[Work to do]
Reproduce every line of the listing below verbatim, from the first to the last.

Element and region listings
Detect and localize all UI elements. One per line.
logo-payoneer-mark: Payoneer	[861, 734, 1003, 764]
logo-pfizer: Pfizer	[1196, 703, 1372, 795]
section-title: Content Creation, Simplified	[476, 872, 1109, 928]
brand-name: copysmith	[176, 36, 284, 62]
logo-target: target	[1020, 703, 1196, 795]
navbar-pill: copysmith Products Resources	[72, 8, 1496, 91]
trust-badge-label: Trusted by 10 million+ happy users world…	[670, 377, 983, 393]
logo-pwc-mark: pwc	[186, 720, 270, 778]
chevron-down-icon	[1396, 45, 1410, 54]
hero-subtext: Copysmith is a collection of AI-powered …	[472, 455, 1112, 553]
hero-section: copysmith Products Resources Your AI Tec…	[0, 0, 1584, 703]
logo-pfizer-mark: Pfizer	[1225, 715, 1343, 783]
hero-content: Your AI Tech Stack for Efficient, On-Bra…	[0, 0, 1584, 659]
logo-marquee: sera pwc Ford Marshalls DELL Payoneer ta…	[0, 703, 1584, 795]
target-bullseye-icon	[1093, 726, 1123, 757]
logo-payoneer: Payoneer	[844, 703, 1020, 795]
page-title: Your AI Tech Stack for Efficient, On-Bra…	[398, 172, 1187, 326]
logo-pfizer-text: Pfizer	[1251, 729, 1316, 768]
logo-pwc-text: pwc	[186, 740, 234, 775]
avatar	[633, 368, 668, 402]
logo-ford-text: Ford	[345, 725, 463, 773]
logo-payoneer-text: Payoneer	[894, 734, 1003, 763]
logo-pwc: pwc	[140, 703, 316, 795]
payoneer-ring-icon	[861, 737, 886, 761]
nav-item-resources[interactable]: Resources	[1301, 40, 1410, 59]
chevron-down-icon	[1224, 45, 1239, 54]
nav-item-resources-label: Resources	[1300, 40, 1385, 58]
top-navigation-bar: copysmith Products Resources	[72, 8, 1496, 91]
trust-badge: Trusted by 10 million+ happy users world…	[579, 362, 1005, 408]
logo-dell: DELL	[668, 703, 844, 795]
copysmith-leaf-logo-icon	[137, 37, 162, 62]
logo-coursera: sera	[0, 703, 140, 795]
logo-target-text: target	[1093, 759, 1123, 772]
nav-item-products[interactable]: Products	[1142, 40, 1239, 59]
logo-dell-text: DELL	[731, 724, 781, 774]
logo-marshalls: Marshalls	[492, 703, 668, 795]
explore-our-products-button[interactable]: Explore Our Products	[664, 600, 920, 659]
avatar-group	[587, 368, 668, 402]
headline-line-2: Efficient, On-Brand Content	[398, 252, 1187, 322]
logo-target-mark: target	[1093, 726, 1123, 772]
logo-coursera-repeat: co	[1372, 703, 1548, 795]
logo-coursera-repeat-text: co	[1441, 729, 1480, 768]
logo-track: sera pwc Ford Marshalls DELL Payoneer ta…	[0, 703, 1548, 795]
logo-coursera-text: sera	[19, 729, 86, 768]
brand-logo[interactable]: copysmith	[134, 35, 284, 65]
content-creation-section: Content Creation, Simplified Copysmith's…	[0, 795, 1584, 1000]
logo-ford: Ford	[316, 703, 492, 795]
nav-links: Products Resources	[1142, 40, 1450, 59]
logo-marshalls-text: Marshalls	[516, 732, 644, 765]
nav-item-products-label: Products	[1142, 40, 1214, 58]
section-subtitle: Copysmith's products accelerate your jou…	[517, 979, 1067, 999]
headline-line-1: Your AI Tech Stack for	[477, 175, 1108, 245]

[Response]
Detect and localize all UI elements. One per line.
logo-payoneer-mark: Payoneer	[861, 734, 1003, 764]
logo-pfizer: Pfizer	[1196, 703, 1372, 795]
section-title: Content Creation, Simplified	[476, 872, 1109, 928]
brand-name: copysmith	[176, 36, 284, 62]
logo-target: target	[1020, 703, 1196, 795]
navbar-pill: copysmith Products Resources	[72, 8, 1496, 91]
trust-badge-label: Trusted by 10 million+ happy users world…	[670, 377, 983, 393]
logo-pwc-mark: pwc	[186, 720, 270, 778]
chevron-down-icon	[1396, 45, 1410, 54]
hero-subtext: Copysmith is a collection of AI-powered …	[472, 455, 1112, 553]
hero-section: copysmith Products Resources Your AI Tec…	[0, 0, 1584, 703]
logo-pfizer-mark: Pfizer	[1225, 715, 1343, 783]
hero-content: Your AI Tech Stack for Efficient, On-Bra…	[0, 0, 1584, 659]
logo-marquee: sera pwc Ford Marshalls DELL Payoneer ta…	[0, 703, 1584, 795]
target-bullseye-icon	[1093, 726, 1123, 757]
logo-payoneer: Payoneer	[844, 703, 1020, 795]
page-title: Your AI Tech Stack for Efficient, On-Bra…	[398, 172, 1187, 326]
logo-pfizer-text: Pfizer	[1251, 729, 1316, 768]
logo-pwc-text: pwc	[186, 740, 234, 775]
avatar	[633, 368, 668, 402]
logo-ford-text: Ford	[345, 725, 463, 773]
logo-payoneer-text: Payoneer	[894, 734, 1003, 763]
logo-pwc: pwc	[140, 703, 316, 795]
payoneer-ring-icon	[861, 737, 886, 761]
nav-item-resources[interactable]: Resources	[1301, 40, 1410, 59]
chevron-down-icon	[1224, 45, 1239, 54]
nav-item-resources-label: Resources	[1300, 40, 1385, 58]
top-navigation-bar: copysmith Products Resources	[72, 8, 1496, 91]
trust-badge: Trusted by 10 million+ happy users world…	[579, 362, 1005, 408]
logo-dell: DELL	[668, 703, 844, 795]
copysmith-leaf-logo-icon	[137, 37, 162, 62]
logo-coursera: sera	[0, 703, 140, 795]
logo-target-text: target	[1093, 759, 1123, 772]
nav-item-products[interactable]: Products	[1142, 40, 1239, 59]
logo-dell-text: DELL	[731, 724, 781, 774]
logo-marshalls: Marshalls	[492, 703, 668, 795]
explore-our-products-button[interactable]: Explore Our Products	[664, 600, 920, 659]
avatar-group	[587, 368, 668, 402]
headline-line-2: Efficient, On-Brand Content	[398, 252, 1187, 322]
logo-target-mark: target	[1093, 726, 1123, 772]
logo-coursera-repeat: co	[1372, 703, 1548, 795]
logo-coursera-repeat-text: co	[1441, 729, 1480, 768]
logo-track: sera pwc Ford Marshalls DELL Payoneer ta…	[0, 703, 1548, 795]
logo-coursera-text: sera	[19, 729, 86, 768]
brand-logo[interactable]: copysmith	[134, 35, 284, 65]
content-creation-section: Content Creation, Simplified Copysmith's…	[0, 795, 1584, 1000]
logo-ford: Ford	[316, 703, 492, 795]
nav-links: Products Resources	[1142, 40, 1450, 59]
logo-marshalls-text: Marshalls	[516, 732, 644, 765]
nav-item-products-label: Products	[1142, 40, 1214, 58]
section-subtitle: Copysmith's products accelerate your jou…	[517, 979, 1067, 999]
headline-line-1: Your AI Tech Stack for	[477, 175, 1108, 245]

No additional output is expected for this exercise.